▶ **Exercise objective**
Rewrite the data from its first line through the line containing "nav-item-video-tutorial[interactable]: Video tutorial", changing every "x-tick-label" to "x-axis-label" and leaving everything else as it is.

▶ **Records provided**
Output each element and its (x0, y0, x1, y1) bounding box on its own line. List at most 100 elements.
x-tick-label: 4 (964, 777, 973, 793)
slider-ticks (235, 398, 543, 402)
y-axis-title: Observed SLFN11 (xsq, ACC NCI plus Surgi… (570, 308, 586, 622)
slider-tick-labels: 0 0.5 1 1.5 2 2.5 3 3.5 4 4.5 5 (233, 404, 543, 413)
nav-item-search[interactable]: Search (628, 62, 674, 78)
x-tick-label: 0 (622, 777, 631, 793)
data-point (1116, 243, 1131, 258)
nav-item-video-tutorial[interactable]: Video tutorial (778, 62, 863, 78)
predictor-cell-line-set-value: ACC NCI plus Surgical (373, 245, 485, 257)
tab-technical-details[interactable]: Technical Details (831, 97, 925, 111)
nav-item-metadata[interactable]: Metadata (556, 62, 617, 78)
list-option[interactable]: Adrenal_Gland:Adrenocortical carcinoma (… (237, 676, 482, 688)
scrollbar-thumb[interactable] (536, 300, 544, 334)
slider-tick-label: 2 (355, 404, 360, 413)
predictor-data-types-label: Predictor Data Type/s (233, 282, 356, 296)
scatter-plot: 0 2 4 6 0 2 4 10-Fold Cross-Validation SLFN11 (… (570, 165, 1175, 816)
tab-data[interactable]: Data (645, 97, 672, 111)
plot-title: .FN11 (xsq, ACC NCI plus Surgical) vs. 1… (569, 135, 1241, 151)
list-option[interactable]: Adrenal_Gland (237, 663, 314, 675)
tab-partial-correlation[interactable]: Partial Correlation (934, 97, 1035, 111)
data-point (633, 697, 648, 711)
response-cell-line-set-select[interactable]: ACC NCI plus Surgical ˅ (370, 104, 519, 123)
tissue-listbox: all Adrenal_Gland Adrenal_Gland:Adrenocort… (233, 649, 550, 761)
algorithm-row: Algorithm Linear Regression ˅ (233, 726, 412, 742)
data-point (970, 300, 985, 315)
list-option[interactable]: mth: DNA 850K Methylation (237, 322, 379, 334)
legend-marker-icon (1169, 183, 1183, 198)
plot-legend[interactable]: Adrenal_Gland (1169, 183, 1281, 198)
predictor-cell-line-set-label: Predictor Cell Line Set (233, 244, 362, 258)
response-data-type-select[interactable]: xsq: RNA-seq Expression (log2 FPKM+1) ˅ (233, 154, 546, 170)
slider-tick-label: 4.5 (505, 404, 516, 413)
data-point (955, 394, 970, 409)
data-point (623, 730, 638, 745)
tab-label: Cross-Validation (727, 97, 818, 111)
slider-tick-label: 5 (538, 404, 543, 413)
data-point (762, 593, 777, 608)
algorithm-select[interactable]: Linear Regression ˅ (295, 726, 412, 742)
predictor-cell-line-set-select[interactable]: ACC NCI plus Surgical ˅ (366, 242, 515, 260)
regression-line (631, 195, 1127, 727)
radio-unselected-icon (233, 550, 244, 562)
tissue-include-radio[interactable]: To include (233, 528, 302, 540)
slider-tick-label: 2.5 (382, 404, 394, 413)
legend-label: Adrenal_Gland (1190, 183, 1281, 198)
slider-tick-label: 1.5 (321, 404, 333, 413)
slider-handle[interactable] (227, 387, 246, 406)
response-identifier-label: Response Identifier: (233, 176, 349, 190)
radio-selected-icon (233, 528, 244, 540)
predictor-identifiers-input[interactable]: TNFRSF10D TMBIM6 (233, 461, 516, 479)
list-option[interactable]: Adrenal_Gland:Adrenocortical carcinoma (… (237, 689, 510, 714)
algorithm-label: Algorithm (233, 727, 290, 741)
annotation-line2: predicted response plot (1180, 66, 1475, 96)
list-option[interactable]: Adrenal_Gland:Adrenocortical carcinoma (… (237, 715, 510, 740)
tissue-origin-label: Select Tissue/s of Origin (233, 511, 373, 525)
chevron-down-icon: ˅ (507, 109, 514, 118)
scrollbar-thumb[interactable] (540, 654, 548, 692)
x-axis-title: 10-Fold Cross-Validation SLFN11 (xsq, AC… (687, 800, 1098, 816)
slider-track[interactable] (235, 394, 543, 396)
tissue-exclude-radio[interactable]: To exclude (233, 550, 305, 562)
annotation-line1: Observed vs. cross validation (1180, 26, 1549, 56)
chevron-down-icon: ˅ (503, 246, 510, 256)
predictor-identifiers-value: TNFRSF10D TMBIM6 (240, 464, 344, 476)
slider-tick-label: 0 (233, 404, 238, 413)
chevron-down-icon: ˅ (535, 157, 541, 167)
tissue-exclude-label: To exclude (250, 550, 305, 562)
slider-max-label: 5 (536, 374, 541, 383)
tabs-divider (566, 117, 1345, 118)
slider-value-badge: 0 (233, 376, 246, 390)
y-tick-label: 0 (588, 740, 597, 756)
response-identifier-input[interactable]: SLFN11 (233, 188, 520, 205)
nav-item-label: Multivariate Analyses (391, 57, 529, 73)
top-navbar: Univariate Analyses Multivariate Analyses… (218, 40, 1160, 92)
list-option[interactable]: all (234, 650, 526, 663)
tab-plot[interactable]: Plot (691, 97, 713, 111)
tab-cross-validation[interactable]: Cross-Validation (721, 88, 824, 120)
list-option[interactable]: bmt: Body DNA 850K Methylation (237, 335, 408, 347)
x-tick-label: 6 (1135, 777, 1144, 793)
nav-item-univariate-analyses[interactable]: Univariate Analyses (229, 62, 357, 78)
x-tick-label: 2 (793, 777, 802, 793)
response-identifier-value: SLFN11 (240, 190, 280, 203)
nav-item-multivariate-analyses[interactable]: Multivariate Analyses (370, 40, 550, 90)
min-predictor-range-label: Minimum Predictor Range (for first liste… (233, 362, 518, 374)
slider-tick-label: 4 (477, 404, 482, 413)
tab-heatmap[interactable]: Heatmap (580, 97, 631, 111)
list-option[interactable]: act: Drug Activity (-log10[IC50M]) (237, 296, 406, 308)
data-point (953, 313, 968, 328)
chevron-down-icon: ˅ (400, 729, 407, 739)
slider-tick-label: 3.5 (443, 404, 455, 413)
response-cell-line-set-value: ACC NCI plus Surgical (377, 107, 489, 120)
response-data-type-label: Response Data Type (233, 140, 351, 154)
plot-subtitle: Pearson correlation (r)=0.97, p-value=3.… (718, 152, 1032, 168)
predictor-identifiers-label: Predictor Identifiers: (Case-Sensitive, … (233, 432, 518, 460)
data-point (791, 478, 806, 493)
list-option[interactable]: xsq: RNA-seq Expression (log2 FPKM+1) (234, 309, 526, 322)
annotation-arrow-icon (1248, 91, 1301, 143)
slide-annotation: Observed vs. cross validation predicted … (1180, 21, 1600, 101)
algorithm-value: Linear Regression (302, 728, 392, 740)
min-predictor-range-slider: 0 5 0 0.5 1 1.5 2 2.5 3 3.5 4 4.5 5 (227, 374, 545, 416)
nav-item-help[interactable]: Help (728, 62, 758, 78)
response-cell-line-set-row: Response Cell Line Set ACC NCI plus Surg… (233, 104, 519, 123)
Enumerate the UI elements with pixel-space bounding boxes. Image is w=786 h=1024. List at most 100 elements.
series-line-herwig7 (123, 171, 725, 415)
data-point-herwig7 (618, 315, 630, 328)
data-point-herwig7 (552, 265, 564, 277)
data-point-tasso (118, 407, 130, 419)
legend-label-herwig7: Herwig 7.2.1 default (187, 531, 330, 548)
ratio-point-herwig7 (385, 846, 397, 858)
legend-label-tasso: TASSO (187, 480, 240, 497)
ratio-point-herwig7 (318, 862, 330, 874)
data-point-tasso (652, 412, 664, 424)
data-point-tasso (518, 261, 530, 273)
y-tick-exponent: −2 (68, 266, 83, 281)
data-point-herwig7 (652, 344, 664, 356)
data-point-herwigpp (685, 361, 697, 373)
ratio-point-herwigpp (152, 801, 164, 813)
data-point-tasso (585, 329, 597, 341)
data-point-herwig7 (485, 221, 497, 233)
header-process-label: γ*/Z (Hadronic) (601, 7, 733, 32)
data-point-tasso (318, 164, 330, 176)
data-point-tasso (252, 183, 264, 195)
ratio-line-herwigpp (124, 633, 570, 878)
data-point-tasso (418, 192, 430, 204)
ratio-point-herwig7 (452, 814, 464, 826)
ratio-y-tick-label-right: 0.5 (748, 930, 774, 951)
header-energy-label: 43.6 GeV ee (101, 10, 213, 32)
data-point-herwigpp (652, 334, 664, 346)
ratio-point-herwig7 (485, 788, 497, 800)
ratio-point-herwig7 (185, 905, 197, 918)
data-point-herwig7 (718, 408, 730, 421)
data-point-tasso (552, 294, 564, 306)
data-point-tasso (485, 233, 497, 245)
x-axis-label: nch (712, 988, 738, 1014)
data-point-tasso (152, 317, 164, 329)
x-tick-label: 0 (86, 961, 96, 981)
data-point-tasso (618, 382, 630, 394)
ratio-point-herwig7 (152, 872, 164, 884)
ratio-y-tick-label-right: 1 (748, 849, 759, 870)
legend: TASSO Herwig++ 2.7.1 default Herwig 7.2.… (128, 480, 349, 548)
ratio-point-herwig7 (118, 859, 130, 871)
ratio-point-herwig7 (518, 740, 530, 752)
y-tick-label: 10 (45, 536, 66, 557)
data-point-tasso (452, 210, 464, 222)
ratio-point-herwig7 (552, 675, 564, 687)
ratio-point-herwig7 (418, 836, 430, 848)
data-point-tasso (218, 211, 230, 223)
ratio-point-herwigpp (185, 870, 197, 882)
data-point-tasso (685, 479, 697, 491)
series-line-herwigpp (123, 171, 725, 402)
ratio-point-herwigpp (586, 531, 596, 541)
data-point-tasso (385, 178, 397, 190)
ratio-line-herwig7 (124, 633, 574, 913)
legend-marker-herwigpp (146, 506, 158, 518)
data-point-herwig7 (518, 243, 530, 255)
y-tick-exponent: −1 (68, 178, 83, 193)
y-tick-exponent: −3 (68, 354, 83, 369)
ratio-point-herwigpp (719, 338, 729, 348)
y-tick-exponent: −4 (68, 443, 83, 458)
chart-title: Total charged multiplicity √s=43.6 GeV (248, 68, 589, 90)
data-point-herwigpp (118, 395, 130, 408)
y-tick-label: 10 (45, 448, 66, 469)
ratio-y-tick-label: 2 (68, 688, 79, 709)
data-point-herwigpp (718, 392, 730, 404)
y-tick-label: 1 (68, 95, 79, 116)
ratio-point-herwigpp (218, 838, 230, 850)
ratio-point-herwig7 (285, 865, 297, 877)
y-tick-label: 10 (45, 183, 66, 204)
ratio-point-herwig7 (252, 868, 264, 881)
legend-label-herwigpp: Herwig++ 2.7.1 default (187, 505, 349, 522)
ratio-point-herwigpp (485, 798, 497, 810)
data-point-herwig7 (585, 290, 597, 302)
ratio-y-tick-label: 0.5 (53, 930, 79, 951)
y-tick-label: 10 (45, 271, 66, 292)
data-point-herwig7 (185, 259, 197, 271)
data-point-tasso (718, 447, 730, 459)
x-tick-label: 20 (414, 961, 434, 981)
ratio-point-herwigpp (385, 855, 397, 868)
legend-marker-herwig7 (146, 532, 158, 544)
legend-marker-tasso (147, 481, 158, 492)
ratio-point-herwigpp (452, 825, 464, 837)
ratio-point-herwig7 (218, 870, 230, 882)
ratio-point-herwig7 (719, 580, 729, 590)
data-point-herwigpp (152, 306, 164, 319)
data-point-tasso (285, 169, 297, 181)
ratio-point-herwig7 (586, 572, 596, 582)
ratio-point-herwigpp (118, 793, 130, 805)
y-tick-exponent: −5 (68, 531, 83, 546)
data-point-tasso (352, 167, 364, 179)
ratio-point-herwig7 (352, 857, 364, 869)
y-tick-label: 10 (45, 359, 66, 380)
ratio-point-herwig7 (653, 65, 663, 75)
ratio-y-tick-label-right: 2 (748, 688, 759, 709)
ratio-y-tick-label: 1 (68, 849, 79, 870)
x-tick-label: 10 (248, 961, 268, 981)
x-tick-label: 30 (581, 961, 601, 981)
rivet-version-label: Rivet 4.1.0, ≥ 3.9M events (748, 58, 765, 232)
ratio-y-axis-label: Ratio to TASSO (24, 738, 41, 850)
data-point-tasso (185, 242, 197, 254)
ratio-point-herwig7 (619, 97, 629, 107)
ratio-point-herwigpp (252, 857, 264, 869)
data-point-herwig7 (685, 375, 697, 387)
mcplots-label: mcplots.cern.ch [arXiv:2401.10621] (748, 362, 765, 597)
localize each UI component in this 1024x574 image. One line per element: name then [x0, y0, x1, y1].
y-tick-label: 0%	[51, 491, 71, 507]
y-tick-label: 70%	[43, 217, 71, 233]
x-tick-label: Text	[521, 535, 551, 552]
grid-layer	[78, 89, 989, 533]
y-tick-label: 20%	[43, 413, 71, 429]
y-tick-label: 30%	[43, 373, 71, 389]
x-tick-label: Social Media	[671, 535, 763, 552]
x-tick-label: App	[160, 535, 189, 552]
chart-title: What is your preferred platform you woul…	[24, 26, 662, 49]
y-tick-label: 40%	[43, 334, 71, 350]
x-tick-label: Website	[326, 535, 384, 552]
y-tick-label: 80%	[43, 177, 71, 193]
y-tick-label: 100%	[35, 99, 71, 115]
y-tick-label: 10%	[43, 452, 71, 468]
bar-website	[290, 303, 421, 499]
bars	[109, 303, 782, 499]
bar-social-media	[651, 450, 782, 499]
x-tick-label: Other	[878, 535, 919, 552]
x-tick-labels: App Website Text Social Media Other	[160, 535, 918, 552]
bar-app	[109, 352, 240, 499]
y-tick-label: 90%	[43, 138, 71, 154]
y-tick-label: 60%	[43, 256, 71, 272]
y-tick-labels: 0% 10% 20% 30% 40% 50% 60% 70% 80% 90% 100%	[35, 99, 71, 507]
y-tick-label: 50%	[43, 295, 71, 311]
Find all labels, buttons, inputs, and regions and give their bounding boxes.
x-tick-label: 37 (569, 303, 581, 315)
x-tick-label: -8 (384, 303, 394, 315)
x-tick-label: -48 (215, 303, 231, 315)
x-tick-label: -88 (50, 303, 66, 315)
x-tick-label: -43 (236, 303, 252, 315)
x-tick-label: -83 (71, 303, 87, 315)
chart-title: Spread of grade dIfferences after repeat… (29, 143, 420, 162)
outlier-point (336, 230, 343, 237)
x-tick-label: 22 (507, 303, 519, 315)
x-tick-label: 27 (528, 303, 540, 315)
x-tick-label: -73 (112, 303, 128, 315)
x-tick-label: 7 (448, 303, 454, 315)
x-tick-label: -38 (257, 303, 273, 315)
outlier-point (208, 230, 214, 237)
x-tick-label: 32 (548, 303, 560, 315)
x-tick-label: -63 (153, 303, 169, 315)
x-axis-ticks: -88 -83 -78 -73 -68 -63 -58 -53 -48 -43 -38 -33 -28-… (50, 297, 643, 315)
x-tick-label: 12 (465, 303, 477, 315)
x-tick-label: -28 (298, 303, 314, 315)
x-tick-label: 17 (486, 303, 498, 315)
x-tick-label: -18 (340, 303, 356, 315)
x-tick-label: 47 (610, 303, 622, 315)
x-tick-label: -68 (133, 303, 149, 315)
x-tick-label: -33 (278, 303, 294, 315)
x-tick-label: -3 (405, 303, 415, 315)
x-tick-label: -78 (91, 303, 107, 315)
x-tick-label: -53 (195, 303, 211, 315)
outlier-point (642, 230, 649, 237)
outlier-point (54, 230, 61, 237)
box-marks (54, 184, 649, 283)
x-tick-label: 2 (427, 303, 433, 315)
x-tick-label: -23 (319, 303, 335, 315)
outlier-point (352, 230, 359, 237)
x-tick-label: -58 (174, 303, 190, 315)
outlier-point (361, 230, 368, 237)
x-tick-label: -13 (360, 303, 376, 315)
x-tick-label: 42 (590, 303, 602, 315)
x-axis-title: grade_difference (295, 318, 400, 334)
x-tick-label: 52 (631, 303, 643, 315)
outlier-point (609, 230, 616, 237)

▶ **Written solution**
Output each element and its (x0, y0, x1, y1) bounding box on its own line. List at most 100 elements.
x-axis-label: 4 (964, 777, 973, 793)
slider-ticks (235, 398, 543, 402)
y-axis-title: Observed SLFN11 (xsq, ACC NCI plus Surgi… (570, 308, 586, 622)
slider-tick-labels: 0 0.5 1 1.5 2 2.5 3 3.5 4 4.5 5 (233, 404, 543, 413)
nav-item-search[interactable]: Search (628, 62, 674, 78)
x-axis-label: 0 (622, 777, 631, 793)
data-point (1116, 243, 1131, 258)
nav-item-video-tutorial[interactable]: Video tutorial (778, 62, 863, 78)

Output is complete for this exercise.